> _Exercise objective_
Scan the material and copy every line in which "source" appears.

> _Data shown_
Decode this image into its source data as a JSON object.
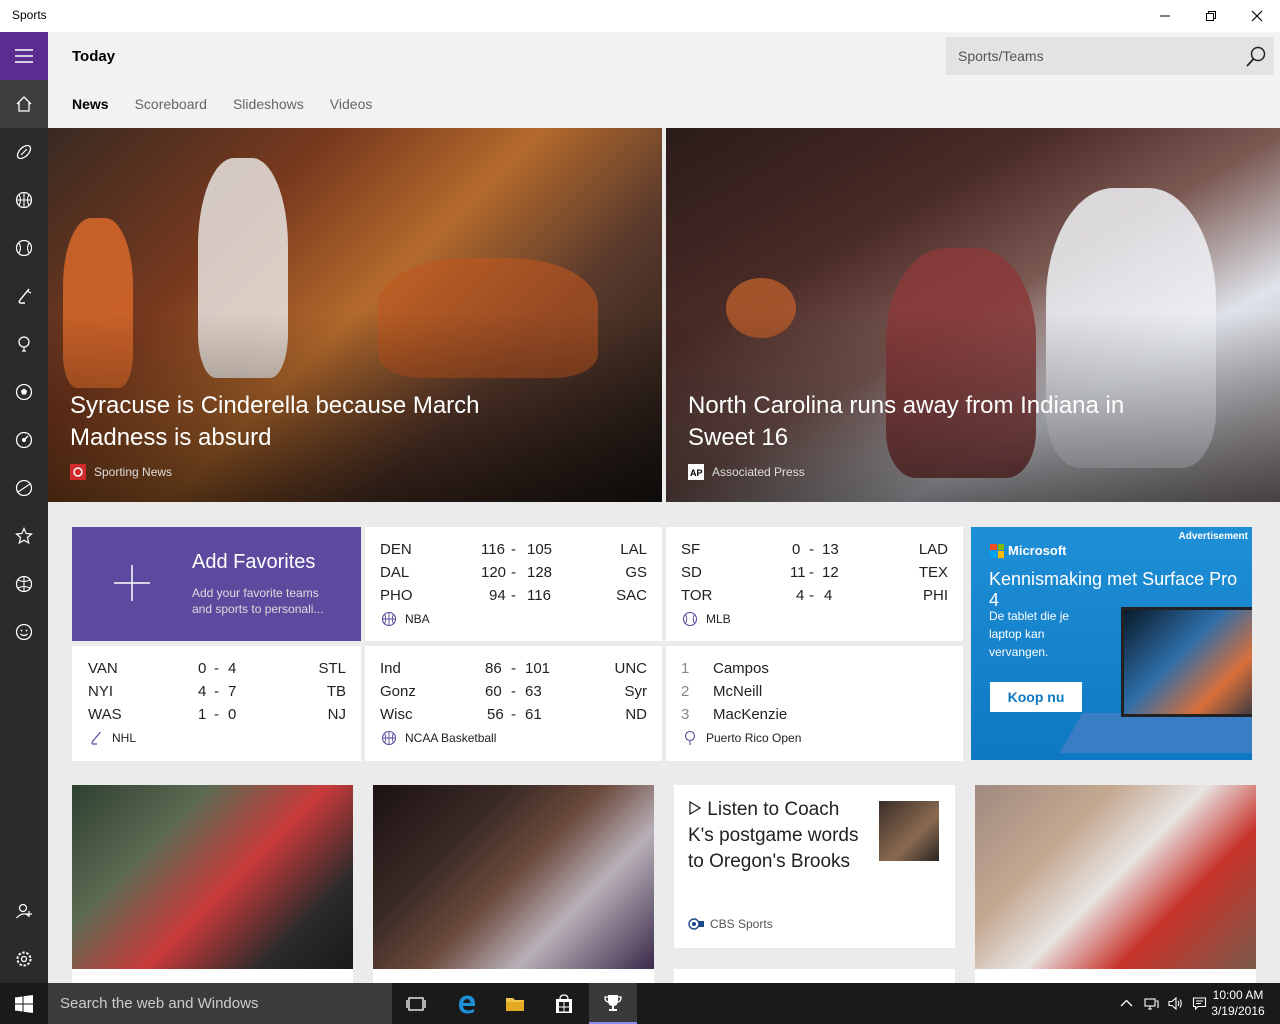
{
  "window": {
    "title": "Sports"
  },
  "header": {
    "page_title": "Today",
    "search_placeholder": "Sports/Teams",
    "tabs": [
      {
        "label": "News",
        "active": true
      },
      {
        "label": "Scoreboard",
        "active": false
      },
      {
        "label": "Slideshows",
        "active": false
      },
      {
        "label": "Videos",
        "active": false
      }
    ]
  },
  "nav_icons": [
    "menu-icon",
    "home-icon",
    "football-icon",
    "basketball-icon",
    "baseball-icon",
    "hockey-icon",
    "golf-icon",
    "soccer-icon",
    "racing-icon",
    "tennis-icon",
    "favorites-icon",
    "college-basketball-icon",
    "fantasy-icon",
    "account-icon",
    "settings-icon"
  ],
  "hero": [
    {
      "title": "Syracuse is Cinderella because March Madness is absurd",
      "source": "Sporting News"
    },
    {
      "title": "North Carolina runs away from Indiana in Sweet 16",
      "source": "Associated Press"
    }
  ],
  "favorites": {
    "title": "Add Favorites",
    "description": "Add your favorite teams and sports to personali..."
  },
  "scores": {
    "nba": {
      "league": "NBA",
      "games": [
        {
          "home": "DEN",
          "home_score": "116",
          "away_score": "105",
          "away": "LAL"
        },
        {
          "home": "DAL",
          "home_score": "120",
          "away_score": "128",
          "away": "GS"
        },
        {
          "home": "PHO",
          "home_score": "94",
          "away_score": "116",
          "away": "SAC"
        }
      ]
    },
    "mlb": {
      "league": "MLB",
      "games": [
        {
          "home": "SF",
          "home_score": "0",
          "away_score": "13",
          "away": "LAD"
        },
        {
          "home": "SD",
          "home_score": "11",
          "away_score": "12",
          "away": "TEX"
        },
        {
          "home": "TOR",
          "home_score": "4",
          "away_score": "4",
          "away": "PHI"
        }
      ]
    },
    "nhl": {
      "league": "NHL",
      "games": [
        {
          "home": "VAN",
          "home_score": "0",
          "away_score": "4",
          "away": "STL"
        },
        {
          "home": "NYI",
          "home_score": "4",
          "away_score": "7",
          "away": "TB"
        },
        {
          "home": "WAS",
          "home_score": "1",
          "away_score": "0",
          "away": "NJ"
        }
      ]
    },
    "ncaa": {
      "league": "NCAA Basketball",
      "games": [
        {
          "home": "Ind",
          "home_score": "86",
          "away_score": "101",
          "away": "UNC"
        },
        {
          "home": "Gonz",
          "home_score": "60",
          "away_score": "63",
          "away": "Syr"
        },
        {
          "home": "Wisc",
          "home_score": "56",
          "away_score": "61",
          "away": "ND"
        }
      ]
    },
    "golf": {
      "league": "Puerto Rico Open",
      "leaders": [
        {
          "rank": "1",
          "name": "Campos"
        },
        {
          "rank": "2",
          "name": "McNeill"
        },
        {
          "rank": "3",
          "name": "MacKenzie"
        }
      ]
    }
  },
  "ad": {
    "label": "Advertisement",
    "brand": "Microsoft",
    "headline": "Kennismaking met Surface Pro 4",
    "body": "De tablet die je laptop kan vervangen.",
    "cta": "Koop nu"
  },
  "video_card": {
    "title": "Listen to Coach K's postgame words to Oregon's Brooks",
    "source": "CBS Sports"
  },
  "taskbar": {
    "search_placeholder": "Search the web and Windows",
    "time": "10:00 AM",
    "date": "3/19/2016"
  },
  "colors": {
    "accent": "#5c2d91",
    "favorites_tile": "#5c4a9e",
    "ad_blue": "#0e78c2"
  }
}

> _Solution for this exercise_
Decode this image into its source data as a JSON object.
      "source": "Sporting News"
      "source": "Associated Press"
    "source": "CBS Sports"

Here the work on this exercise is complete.